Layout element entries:

※ ※ ※

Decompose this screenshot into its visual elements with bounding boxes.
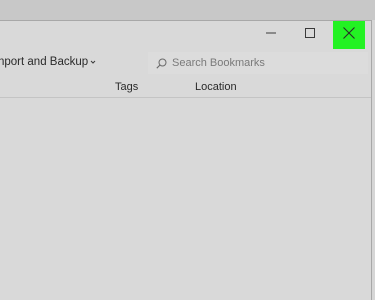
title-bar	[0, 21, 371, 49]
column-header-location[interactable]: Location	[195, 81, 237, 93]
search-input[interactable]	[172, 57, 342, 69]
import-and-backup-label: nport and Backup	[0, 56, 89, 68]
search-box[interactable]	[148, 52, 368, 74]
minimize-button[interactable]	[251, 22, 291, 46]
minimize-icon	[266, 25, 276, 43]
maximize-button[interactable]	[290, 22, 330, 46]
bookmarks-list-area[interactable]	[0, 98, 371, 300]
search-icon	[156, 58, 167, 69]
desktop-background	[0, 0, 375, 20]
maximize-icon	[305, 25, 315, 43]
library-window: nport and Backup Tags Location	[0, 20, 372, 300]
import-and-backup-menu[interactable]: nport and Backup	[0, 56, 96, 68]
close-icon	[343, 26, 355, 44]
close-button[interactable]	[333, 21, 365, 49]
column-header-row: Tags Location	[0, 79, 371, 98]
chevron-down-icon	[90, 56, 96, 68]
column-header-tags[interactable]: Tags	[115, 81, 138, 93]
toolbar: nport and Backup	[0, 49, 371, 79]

※ ※ ※

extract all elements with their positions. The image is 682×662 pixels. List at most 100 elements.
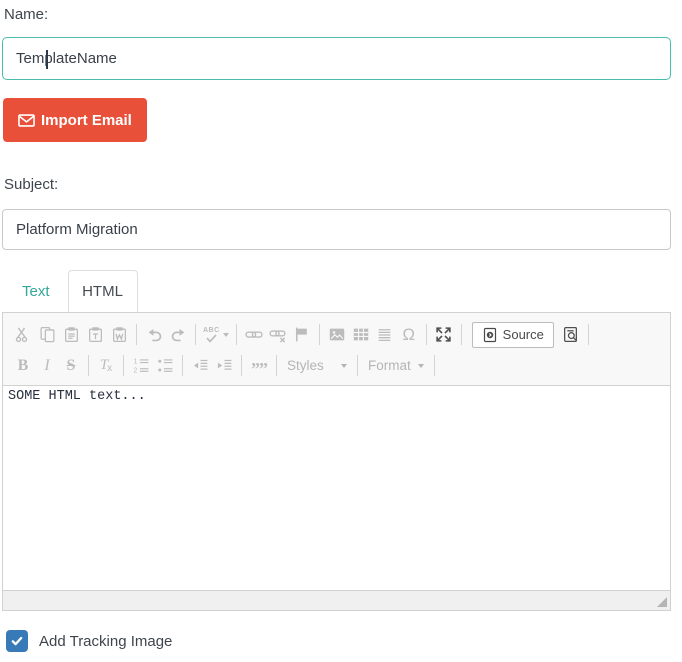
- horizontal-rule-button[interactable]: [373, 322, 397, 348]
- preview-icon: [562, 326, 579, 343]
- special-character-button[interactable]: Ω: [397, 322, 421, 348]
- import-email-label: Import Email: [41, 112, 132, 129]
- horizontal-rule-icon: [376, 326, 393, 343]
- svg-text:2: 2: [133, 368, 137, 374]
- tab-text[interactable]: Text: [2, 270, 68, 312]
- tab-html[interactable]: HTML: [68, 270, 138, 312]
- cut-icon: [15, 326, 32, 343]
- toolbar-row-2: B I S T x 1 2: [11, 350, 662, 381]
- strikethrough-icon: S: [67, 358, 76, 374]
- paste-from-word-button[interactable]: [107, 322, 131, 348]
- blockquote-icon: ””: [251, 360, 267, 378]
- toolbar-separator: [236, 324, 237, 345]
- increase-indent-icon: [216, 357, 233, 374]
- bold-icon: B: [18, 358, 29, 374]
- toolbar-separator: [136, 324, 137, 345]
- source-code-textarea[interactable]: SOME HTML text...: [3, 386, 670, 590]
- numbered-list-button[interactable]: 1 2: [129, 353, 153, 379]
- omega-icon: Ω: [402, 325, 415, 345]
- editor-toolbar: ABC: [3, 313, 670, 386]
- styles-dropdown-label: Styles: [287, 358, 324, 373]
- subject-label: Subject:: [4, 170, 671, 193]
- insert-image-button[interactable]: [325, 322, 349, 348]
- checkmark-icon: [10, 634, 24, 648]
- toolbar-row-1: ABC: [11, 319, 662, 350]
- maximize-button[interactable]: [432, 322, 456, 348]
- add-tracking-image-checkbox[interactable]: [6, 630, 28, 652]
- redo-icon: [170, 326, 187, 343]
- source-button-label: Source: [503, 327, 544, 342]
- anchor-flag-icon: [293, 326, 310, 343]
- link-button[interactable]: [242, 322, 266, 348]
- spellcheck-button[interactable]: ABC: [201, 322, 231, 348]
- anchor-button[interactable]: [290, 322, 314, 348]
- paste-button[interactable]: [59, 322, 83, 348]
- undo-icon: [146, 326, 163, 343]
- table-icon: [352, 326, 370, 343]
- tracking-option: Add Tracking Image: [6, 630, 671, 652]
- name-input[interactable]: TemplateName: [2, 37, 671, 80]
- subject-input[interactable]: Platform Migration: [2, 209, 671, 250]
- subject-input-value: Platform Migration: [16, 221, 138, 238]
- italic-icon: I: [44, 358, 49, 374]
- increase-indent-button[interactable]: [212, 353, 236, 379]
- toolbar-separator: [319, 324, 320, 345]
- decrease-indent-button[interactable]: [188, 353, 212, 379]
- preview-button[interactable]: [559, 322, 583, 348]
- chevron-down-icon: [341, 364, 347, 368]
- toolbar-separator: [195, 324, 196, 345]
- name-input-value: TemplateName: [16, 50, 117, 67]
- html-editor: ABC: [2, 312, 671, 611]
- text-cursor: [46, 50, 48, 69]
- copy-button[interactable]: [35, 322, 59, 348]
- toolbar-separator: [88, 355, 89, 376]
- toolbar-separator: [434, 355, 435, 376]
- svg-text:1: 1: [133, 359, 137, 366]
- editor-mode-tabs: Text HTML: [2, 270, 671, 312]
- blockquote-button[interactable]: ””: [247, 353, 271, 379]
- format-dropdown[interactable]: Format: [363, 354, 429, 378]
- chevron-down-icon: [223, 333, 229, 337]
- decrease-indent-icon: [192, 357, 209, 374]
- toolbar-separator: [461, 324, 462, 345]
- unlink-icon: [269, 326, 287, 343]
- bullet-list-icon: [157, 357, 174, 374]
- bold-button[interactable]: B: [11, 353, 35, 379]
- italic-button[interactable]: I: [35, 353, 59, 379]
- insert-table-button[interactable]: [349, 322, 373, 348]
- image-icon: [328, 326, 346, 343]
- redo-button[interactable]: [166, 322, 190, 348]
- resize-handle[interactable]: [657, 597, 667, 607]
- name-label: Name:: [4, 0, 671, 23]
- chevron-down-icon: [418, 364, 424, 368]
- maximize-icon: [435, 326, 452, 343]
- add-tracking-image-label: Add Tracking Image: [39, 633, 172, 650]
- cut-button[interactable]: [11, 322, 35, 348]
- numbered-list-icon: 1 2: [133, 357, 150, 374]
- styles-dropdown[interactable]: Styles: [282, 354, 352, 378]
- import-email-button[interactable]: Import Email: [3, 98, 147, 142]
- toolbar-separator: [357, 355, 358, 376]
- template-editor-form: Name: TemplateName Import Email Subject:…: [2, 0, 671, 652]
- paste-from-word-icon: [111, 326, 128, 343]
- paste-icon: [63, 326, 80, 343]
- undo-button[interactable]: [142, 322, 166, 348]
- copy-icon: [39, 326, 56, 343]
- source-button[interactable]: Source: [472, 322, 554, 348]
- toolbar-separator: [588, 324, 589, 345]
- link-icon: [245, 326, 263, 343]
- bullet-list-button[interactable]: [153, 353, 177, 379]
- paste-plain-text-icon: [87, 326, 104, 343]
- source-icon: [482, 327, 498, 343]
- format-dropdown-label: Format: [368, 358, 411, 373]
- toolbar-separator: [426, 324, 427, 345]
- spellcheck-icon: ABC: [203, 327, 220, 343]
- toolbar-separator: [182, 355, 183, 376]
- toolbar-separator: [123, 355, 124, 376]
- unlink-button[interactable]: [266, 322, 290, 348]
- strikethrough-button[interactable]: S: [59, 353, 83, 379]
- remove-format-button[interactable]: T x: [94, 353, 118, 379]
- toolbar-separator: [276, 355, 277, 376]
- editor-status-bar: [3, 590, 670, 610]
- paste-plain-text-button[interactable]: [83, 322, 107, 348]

※ ※ ※

### Prompt
Copy the lines from the one holding "Decompose this screenshot" through the one holding "toolbar: nport and", inclusive, switching "interactable" to "clickable" and keeping everything else unchanged. Leave the pictures out of your answer.

### Response to the exercise
Decompose this screenshot into its visual elements with bounding boxes.
title-bar	[0, 21, 371, 49]
column-header-location[clickable]: Location	[195, 81, 237, 93]
search-input[clickable]	[172, 57, 342, 69]
import-and-backup-label: nport and Backup	[0, 56, 89, 68]
search-box[clickable]	[148, 52, 368, 74]
minimize-button[clickable]	[251, 22, 291, 46]
minimize-icon	[266, 25, 276, 43]
maximize-button[clickable]	[290, 22, 330, 46]
bookmarks-list-area[clickable]	[0, 98, 371, 300]
search-icon	[156, 58, 167, 69]
desktop-background	[0, 0, 375, 20]
maximize-icon	[305, 25, 315, 43]
library-window: nport and Backup Tags Location	[0, 20, 372, 300]
import-and-backup-menu[clickable]: nport and Backup	[0, 56, 96, 68]
close-icon	[343, 26, 355, 44]
close-button[clickable]	[333, 21, 365, 49]
column-header-row: Tags Location	[0, 79, 371, 98]
chevron-down-icon	[90, 56, 96, 68]
column-header-tags[clickable]: Tags	[115, 81, 138, 93]
toolbar: nport and Backup	[0, 49, 371, 79]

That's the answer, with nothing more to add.